Exercise task ->
Your task is to repeat the entries word for word while leaving out the pictures.
__________
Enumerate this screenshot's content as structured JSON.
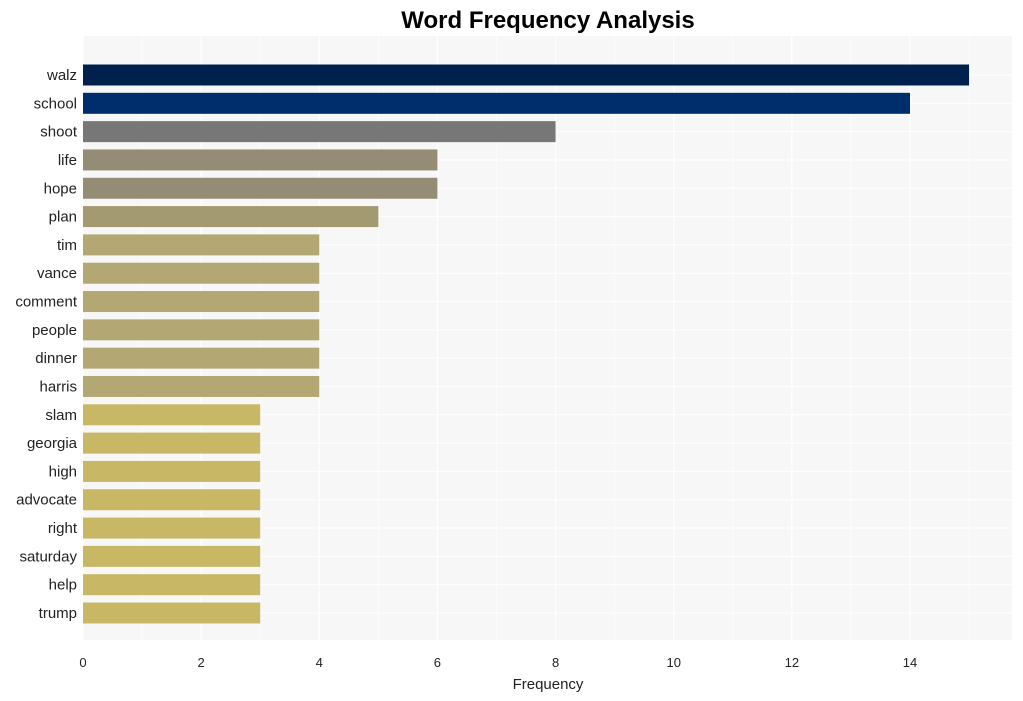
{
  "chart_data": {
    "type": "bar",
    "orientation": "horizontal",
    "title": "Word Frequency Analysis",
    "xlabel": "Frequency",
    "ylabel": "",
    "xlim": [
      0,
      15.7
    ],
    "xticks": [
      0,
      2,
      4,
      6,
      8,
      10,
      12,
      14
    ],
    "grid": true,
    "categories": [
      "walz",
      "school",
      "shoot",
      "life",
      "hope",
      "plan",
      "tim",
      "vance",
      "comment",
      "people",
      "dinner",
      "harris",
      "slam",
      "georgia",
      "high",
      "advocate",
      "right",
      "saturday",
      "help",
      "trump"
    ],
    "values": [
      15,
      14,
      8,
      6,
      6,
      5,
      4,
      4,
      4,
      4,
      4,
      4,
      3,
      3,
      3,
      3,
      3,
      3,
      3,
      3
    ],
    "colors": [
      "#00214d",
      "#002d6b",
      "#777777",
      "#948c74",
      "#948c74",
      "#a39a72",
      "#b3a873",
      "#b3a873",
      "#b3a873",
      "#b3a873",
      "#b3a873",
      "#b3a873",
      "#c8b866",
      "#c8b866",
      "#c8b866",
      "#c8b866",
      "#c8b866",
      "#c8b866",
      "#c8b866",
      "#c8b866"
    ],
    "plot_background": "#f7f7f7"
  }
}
__________
Response below ->
Enumerate this screenshot's content as structured JSON.
{
  "chart_data": {
    "type": "bar",
    "orientation": "horizontal",
    "title": "Word Frequency Analysis",
    "xlabel": "Frequency",
    "ylabel": "",
    "xlim": [
      0,
      15.7
    ],
    "xticks": [
      0,
      2,
      4,
      6,
      8,
      10,
      12,
      14
    ],
    "grid": true,
    "categories": [
      "walz",
      "school",
      "shoot",
      "life",
      "hope",
      "plan",
      "tim",
      "vance",
      "comment",
      "people",
      "dinner",
      "harris",
      "slam",
      "georgia",
      "high",
      "advocate",
      "right",
      "saturday",
      "help",
      "trump"
    ],
    "values": [
      15,
      14,
      8,
      6,
      6,
      5,
      4,
      4,
      4,
      4,
      4,
      4,
      3,
      3,
      3,
      3,
      3,
      3,
      3,
      3
    ],
    "colors": [
      "#00214d",
      "#002d6b",
      "#777777",
      "#948c74",
      "#948c74",
      "#a39a72",
      "#b3a873",
      "#b3a873",
      "#b3a873",
      "#b3a873",
      "#b3a873",
      "#b3a873",
      "#c8b866",
      "#c8b866",
      "#c8b866",
      "#c8b866",
      "#c8b866",
      "#c8b866",
      "#c8b866",
      "#c8b866"
    ],
    "plot_background": "#f7f7f7"
  }
}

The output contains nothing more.